-- Problem to solve --
Transcribe every line, keeping it exact.
------ Records for this exercise
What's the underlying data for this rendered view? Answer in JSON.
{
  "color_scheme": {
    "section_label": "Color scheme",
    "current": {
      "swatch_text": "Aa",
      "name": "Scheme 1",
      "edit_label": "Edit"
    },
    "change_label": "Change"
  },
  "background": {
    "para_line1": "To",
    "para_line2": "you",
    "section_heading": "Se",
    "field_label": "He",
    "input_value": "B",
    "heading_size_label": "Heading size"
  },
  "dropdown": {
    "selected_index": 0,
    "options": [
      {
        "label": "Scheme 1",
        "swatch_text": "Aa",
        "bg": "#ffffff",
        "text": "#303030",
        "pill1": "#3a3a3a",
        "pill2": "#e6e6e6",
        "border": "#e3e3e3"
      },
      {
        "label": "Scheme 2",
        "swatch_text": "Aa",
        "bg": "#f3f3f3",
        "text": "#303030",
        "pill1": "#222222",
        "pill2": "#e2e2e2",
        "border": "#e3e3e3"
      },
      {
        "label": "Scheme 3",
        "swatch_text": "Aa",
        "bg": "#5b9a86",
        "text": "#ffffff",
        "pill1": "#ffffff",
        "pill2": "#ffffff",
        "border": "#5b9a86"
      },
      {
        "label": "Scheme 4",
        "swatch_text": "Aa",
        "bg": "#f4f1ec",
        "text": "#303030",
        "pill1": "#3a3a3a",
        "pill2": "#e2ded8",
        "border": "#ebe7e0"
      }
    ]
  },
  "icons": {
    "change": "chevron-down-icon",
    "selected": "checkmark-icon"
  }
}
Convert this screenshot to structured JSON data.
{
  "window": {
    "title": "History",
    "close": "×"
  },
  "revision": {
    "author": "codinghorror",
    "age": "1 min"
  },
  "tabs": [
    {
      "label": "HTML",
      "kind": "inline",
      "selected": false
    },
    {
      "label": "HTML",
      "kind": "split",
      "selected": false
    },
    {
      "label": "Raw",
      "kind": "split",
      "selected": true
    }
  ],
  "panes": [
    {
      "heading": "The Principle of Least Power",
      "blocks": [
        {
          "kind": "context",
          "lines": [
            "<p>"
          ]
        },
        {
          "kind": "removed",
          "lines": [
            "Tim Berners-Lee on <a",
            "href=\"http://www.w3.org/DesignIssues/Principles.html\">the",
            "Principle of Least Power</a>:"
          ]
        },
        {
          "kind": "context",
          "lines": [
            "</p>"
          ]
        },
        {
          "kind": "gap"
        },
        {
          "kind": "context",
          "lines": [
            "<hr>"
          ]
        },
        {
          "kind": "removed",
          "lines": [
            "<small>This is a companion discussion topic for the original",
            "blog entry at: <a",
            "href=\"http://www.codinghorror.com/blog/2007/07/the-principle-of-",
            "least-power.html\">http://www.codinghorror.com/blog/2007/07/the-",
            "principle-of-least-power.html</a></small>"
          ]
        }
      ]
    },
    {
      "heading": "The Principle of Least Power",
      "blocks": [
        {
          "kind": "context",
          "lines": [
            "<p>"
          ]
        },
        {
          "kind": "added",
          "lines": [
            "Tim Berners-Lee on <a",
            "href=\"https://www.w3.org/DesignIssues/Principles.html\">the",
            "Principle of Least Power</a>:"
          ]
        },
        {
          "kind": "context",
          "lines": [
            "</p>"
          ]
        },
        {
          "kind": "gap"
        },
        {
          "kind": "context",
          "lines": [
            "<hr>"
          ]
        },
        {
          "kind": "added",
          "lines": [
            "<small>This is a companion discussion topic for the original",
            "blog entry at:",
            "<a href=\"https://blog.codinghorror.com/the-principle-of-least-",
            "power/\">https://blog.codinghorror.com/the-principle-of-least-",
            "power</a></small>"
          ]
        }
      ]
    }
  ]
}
------------
-- Exercise solution --
What's the underlying data for this rendered view? Answer in JSON.
{
  "color_scheme": {
    "section_label": "Color scheme",
    "current": {
      "swatch_text": "Aa",
      "name": "Scheme 1",
      "edit_label": "Edit"
    },
    "change_label": "Change"
  },
  "background": {
    "para_line1": "To",
    "para_line2": "you",
    "section_heading": "Se",
    "field_label": "He",
    "input_value": "B",
    "heading_size_label": "Heading size"
  },
  "dropdown": {
    "selected_index": 0,
    "options": [
      {
        "label": "Scheme 1",
        "swatch_text": "Aa",
        "bg": "#ffffff",
        "text": "#303030",
        "pill1": "#3a3a3a",
        "pill2": "#e6e6e6",
        "border": "#e3e3e3"
      },
      {
        "label": "Scheme 2",
        "swatch_text": "Aa",
        "bg": "#f3f3f3",
        "text": "#303030",
        "pill1": "#222222",
        "pill2": "#e2e2e2",
        "border": "#e3e3e3"
      },
      {
        "label": "Scheme 3",
        "swatch_text": "Aa",
        "bg": "#5b9a86",
        "text": "#ffffff",
        "pill1": "#ffffff",
        "pill2": "#ffffff",
        "border": "#5b9a86"
      },
      {
        "label": "Scheme 4",
        "swatch_text": "Aa",
        "bg": "#f4f1ec",
        "text": "#303030",
        "pill1": "#3a3a3a",
        "pill2": "#e2ded8",
        "border": "#ebe7e0"
      }
    ]
  },
  "icons": {
    "change": "chevron-down-icon",
    "selected": "checkmark-icon"
  }
}
Convert this screenshot to structured JSON data.
{
  "window": {
    "title": "History",
    "close": "×"
  },
  "revision": {
    "author": "codinghorror",
    "age": "1 min"
  },
  "tabs": [
    {
      "label": "HTML",
      "kind": "inline",
      "selected": false
    },
    {
      "label": "HTML",
      "kind": "split",
      "selected": false
    },
    {
      "label": "Raw",
      "kind": "split",
      "selected": true
    }
  ],
  "panes": [
    {
      "heading": "The Principle of Least Power",
      "blocks": [
        {
          "kind": "context",
          "lines": [
            "<p>"
          ]
        },
        {
          "kind": "removed",
          "lines": [
            "Tim Berners-Lee on <a",
            "href=\"http://www.w3.org/DesignIssues/Principles.html\">the",
            "Principle of Least Power</a>:"
          ]
        },
        {
          "kind": "context",
          "lines": [
            "</p>"
          ]
        },
        {
          "kind": "gap"
        },
        {
          "kind": "context",
          "lines": [
            "<hr>"
          ]
        },
        {
          "kind": "removed",
          "lines": [
            "<small>This is a companion discussion topic for the original",
            "blog entry at: <a",
            "href=\"http://www.codinghorror.com/blog/2007/07/the-principle-of-",
            "least-power.html\">http://www.codinghorror.com/blog/2007/07/the-",
            "principle-of-least-power.html</a></small>"
          ]
        }
      ]
    },
    {
      "heading": "The Principle of Least Power",
      "blocks": [
        {
          "kind": "context",
          "lines": [
            "<p>"
          ]
        },
        {
          "kind": "added",
          "lines": [
            "Tim Berners-Lee on <a",
            "href=\"https://www.w3.org/DesignIssues/Principles.html\">the",
            "Principle of Least Power</a>:"
          ]
        },
        {
          "kind": "context",
          "lines": [
            "</p>"
          ]
        },
        {
          "kind": "gap"
        },
        {
          "kind": "context",
          "lines": [
            "<hr>"
          ]
        },
        {
          "kind": "added",
          "lines": [
            "<small>This is a companion discussion topic for the original",
            "blog entry at:",
            "<a href=\"https://blog.codinghorror.com/the-principle-of-least-",
            "power/\">https://blog.codinghorror.com/the-principle-of-least-",
            "power</a></small>"
          ]
        }
      ]
    }
  ]
}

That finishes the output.